-- Start --

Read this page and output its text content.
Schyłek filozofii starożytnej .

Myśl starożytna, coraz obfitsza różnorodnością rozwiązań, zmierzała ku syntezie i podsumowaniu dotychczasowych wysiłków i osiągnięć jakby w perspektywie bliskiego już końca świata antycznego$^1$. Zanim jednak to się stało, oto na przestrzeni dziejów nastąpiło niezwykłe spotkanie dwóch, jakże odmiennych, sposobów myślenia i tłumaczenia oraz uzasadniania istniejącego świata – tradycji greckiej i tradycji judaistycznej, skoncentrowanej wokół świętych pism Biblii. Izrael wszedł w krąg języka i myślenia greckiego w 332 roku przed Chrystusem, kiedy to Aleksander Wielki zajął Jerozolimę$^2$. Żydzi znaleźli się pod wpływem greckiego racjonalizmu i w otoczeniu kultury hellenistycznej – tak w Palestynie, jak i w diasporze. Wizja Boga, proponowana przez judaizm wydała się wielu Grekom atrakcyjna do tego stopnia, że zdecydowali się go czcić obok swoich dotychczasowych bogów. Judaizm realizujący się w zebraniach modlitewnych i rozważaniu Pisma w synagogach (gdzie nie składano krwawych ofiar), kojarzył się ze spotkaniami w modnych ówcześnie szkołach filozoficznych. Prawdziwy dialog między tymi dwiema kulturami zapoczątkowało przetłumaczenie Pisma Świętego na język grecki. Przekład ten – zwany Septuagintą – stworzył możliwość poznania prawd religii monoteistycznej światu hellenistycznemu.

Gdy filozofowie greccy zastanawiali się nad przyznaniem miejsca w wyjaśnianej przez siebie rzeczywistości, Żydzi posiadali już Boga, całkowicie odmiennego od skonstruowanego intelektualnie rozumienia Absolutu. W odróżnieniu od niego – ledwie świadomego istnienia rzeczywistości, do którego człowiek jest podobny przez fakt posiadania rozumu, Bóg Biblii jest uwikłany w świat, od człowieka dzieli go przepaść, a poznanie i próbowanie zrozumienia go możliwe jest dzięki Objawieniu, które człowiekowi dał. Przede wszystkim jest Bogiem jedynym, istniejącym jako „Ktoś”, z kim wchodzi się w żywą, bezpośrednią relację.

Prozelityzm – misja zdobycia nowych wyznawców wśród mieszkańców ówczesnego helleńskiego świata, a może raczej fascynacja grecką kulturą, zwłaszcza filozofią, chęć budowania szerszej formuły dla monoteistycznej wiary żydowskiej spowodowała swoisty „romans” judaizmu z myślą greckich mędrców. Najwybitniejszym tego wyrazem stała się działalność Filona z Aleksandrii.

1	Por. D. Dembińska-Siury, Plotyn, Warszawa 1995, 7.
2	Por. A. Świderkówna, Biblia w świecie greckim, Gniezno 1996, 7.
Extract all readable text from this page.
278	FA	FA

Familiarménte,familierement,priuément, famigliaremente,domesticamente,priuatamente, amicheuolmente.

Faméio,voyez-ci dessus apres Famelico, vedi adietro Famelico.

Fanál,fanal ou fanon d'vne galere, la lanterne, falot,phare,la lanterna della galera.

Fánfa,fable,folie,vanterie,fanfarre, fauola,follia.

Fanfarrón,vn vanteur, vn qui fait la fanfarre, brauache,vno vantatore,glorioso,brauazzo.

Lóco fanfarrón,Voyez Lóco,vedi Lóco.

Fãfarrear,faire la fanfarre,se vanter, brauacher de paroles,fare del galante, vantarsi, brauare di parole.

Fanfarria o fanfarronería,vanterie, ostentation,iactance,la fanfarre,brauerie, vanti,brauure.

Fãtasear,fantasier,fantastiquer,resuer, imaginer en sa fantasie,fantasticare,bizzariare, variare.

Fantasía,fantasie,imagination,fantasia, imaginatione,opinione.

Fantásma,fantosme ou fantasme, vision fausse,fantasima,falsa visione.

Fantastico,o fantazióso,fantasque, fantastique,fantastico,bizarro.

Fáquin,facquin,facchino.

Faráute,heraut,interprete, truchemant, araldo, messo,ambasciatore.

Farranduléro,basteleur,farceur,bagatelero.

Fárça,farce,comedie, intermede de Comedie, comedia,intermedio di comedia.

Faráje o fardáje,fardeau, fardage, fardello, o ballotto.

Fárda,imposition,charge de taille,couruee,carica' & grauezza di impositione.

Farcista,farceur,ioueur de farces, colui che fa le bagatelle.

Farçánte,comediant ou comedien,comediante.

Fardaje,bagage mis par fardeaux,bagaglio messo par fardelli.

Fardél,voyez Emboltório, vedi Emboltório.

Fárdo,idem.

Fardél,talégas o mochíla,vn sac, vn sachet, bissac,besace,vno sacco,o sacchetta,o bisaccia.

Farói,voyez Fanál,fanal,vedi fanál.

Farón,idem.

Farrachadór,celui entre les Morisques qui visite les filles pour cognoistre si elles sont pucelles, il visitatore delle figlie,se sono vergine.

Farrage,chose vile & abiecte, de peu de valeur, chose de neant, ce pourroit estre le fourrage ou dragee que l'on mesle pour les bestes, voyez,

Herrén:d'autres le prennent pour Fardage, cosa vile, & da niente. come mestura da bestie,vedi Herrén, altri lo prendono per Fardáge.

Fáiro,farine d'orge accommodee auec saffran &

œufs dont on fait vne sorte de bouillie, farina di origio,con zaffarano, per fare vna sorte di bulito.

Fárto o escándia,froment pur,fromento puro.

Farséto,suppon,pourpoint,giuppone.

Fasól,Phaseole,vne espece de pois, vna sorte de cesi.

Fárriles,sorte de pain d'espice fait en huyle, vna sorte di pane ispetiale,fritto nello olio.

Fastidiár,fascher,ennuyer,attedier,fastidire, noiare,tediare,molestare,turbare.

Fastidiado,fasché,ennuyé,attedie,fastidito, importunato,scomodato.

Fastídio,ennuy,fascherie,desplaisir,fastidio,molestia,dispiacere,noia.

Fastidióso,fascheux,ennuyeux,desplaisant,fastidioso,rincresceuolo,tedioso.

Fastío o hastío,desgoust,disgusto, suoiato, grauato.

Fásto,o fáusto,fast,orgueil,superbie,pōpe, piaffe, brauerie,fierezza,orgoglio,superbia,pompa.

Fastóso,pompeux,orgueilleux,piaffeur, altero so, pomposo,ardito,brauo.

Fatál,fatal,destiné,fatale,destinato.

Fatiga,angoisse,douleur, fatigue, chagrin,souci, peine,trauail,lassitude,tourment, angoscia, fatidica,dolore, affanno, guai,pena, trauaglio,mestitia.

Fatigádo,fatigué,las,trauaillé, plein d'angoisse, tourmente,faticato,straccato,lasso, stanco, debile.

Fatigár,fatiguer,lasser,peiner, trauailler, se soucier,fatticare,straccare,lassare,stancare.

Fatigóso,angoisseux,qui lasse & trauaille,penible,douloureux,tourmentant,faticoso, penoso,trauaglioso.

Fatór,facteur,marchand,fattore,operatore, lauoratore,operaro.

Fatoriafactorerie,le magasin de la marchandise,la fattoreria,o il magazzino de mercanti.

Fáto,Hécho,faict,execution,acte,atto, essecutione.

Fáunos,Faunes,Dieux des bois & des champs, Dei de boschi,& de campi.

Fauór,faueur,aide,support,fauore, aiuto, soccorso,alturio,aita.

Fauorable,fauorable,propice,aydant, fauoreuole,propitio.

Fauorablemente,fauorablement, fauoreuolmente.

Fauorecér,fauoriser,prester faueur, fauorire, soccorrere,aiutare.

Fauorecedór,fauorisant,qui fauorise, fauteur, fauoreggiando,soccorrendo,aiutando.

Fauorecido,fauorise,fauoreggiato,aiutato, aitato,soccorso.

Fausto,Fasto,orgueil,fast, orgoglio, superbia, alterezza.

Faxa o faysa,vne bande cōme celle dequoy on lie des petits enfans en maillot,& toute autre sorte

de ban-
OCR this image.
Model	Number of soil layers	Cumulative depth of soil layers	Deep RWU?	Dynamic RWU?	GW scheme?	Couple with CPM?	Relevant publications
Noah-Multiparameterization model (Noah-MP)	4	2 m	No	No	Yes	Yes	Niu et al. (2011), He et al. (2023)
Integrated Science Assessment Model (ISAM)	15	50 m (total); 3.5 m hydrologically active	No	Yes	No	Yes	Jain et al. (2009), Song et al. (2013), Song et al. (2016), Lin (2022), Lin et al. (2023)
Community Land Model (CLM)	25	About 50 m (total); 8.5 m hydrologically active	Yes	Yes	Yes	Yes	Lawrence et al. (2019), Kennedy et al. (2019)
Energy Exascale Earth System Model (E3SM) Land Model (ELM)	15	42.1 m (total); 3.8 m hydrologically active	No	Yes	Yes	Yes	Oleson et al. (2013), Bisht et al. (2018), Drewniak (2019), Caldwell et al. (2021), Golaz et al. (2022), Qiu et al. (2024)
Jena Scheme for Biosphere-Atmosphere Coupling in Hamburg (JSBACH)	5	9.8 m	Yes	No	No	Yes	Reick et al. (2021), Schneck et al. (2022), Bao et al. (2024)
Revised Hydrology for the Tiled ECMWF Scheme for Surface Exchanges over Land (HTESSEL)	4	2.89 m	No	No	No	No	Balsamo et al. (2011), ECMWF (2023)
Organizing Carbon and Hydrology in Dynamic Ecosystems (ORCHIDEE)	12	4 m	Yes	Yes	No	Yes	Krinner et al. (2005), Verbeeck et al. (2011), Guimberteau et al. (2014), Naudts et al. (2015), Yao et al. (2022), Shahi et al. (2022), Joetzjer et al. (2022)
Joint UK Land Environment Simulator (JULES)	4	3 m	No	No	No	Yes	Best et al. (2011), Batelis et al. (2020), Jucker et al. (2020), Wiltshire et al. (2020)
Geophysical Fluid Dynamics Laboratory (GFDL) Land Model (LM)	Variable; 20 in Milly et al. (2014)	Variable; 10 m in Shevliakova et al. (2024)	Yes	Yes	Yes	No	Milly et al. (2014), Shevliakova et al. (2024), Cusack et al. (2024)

-- End --

[Exercise details]:
Copy each line that holds the word "vedi".

[Worked answer]:
Faméio,voyez-ci dessus apres Famelico, vedi adietro Famelico.
Lóco fanfarrón,Voyez Lóco,vedi Lóco.
Fardél,voyez Emboltório, vedi Emboltório.
Farói,voyez Fanál,fanal,vedi fanál.
Herrén:d'autres le prennent pour Fardage, cosa vile, & da niente. come mestura da bestie,vedi Herrén, altri lo prendono per Fardáge.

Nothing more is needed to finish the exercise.